══ Provided material

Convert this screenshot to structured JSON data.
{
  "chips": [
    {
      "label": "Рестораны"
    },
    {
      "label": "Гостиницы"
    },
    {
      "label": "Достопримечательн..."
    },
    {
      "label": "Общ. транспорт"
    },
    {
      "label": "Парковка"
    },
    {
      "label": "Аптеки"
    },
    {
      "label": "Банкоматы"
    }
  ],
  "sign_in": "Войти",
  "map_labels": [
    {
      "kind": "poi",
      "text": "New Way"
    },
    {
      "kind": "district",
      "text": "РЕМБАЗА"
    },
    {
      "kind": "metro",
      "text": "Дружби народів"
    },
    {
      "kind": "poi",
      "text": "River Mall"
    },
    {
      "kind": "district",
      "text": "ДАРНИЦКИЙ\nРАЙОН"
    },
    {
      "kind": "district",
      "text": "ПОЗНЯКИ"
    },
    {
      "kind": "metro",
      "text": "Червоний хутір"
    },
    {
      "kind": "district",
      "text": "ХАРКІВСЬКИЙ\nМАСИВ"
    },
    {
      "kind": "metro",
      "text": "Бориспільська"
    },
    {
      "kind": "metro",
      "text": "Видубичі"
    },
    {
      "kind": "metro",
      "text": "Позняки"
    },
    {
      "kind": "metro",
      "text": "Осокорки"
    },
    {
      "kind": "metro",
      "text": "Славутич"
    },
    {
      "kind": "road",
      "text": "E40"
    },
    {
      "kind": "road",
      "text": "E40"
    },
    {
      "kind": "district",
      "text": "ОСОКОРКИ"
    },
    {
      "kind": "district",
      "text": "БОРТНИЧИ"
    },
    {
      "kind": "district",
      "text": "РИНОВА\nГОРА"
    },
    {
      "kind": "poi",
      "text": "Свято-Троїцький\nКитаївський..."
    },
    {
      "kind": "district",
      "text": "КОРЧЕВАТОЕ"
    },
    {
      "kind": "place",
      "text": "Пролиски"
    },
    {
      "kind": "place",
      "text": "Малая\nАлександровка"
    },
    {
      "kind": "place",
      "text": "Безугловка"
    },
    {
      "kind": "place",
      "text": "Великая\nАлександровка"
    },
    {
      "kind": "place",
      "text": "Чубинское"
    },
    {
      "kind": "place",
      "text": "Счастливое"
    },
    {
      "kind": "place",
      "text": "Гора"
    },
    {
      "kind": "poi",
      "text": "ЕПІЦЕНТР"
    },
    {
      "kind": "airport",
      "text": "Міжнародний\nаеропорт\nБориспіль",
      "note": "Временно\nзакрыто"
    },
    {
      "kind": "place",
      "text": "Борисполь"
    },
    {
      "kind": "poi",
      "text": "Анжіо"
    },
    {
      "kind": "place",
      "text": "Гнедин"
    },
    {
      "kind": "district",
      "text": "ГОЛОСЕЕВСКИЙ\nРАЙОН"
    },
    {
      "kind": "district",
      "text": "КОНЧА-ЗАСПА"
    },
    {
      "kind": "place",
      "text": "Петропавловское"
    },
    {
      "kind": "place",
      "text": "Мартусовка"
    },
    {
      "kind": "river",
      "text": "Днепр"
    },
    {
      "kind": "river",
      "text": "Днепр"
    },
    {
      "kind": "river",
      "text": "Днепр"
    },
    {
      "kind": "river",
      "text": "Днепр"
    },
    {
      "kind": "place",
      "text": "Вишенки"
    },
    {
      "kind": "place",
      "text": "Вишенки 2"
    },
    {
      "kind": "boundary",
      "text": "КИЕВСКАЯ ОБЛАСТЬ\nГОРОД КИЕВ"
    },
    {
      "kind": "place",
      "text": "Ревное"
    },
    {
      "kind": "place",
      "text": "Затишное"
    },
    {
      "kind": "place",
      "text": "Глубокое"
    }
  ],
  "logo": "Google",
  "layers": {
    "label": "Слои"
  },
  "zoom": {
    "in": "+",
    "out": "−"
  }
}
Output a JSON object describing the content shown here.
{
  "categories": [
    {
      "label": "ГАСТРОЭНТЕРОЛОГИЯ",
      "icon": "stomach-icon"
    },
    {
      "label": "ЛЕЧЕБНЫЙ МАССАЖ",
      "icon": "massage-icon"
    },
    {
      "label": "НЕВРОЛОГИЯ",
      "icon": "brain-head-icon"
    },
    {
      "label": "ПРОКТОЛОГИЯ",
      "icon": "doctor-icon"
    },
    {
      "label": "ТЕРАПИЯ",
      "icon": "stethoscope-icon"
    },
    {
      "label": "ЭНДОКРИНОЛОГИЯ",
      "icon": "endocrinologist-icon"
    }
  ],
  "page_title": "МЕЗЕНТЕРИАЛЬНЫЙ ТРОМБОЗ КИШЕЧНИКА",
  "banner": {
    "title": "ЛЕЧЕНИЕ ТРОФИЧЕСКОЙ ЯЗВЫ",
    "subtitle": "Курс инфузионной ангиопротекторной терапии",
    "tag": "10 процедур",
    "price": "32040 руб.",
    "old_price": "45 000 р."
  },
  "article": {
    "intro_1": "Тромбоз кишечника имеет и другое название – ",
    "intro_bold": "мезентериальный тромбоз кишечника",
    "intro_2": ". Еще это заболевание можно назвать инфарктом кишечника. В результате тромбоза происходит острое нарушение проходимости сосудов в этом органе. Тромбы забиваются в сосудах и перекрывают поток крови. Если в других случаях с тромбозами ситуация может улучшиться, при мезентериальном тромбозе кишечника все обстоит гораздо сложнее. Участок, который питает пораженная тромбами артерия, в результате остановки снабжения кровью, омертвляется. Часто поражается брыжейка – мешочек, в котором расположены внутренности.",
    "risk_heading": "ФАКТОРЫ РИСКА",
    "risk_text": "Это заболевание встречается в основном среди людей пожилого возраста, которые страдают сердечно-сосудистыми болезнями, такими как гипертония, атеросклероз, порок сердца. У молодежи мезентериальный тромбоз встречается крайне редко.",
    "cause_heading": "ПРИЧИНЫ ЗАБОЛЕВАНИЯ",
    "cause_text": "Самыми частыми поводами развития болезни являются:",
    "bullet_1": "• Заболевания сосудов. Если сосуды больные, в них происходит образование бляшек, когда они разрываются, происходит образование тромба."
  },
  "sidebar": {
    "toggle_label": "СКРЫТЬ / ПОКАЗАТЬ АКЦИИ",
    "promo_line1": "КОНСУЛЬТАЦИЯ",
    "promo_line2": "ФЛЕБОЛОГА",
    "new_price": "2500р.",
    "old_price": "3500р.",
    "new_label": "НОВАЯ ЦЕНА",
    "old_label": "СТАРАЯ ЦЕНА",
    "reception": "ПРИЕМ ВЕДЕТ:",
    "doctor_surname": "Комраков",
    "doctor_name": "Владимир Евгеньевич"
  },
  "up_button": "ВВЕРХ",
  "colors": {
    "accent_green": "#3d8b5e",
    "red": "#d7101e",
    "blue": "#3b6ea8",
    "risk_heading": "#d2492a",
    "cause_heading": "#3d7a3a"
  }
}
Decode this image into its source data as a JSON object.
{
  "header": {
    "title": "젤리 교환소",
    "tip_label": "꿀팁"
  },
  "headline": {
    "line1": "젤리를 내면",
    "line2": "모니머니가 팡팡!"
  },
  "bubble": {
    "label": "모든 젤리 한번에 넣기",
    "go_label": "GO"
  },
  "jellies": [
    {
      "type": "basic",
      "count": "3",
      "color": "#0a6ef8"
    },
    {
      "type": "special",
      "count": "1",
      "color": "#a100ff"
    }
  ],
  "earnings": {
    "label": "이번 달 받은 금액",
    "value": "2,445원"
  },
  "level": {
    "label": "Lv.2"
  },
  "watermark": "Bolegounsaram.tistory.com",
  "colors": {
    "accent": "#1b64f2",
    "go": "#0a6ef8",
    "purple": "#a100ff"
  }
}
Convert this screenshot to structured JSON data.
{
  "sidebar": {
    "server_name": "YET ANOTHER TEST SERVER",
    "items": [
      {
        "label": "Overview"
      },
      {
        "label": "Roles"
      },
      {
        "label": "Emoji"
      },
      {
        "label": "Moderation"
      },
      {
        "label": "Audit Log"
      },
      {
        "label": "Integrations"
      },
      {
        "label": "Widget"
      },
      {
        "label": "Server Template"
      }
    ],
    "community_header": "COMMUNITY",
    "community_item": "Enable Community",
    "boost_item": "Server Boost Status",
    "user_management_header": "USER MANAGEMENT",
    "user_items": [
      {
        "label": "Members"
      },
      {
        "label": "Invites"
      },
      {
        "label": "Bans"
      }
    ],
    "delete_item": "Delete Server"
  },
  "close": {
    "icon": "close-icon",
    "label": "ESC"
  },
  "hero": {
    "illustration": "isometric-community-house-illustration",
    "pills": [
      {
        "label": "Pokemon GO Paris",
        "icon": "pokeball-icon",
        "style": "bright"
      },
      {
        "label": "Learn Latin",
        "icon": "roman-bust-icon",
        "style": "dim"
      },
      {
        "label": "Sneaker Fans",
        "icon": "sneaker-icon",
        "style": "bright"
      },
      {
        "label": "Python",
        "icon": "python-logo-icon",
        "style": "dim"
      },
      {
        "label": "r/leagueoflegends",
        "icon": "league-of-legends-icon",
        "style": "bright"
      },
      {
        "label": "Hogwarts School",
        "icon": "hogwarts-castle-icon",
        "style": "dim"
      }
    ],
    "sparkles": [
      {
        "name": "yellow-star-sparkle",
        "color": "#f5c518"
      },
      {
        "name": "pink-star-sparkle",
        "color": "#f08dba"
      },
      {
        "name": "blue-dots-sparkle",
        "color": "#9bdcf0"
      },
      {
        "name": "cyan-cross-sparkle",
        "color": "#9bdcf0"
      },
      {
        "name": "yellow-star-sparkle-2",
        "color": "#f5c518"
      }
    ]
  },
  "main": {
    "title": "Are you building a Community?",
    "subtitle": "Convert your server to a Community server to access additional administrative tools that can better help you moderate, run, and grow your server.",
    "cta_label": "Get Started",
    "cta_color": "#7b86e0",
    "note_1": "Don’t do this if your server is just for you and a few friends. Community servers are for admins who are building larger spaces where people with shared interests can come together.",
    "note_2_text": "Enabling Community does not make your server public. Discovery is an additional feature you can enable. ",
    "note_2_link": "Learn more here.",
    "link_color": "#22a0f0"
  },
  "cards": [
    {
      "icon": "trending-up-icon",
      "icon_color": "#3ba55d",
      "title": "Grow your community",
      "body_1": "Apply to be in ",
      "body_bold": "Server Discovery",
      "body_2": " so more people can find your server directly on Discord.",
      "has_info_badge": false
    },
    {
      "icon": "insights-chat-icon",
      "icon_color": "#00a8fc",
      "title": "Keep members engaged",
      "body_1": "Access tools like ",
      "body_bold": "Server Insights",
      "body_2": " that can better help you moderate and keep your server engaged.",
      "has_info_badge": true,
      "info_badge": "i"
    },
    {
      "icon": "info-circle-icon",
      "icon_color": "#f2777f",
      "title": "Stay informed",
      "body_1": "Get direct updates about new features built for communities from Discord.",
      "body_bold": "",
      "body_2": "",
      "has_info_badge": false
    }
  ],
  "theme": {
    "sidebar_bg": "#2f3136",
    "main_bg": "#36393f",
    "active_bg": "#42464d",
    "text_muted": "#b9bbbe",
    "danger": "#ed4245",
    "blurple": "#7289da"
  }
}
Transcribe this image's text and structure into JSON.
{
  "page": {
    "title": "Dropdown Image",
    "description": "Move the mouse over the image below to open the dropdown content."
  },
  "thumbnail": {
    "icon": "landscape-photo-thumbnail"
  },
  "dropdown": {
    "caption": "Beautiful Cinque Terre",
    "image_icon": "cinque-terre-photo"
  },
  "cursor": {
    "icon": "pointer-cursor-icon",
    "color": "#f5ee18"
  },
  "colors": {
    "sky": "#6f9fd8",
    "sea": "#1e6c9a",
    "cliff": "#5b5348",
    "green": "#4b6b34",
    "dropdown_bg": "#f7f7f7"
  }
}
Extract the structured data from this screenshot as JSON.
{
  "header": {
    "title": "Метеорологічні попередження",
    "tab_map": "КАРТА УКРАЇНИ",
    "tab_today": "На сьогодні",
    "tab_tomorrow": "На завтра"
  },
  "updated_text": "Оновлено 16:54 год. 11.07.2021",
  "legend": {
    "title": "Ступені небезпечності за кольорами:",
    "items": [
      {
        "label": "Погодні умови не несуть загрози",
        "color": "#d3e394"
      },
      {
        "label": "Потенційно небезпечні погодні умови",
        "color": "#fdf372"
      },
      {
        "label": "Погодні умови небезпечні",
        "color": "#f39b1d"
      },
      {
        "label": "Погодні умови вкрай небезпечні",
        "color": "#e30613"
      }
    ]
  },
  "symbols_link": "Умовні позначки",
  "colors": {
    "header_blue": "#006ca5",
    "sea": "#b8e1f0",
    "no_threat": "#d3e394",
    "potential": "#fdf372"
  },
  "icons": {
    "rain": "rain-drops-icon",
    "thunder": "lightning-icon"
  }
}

════

§ **Written task**
Look through the entries and return every line where "photo" appears.

§ **Solution to the problem**
    "icon": "landscape-photo-thumbnail"
    "image_icon": "cinque-terre-photo"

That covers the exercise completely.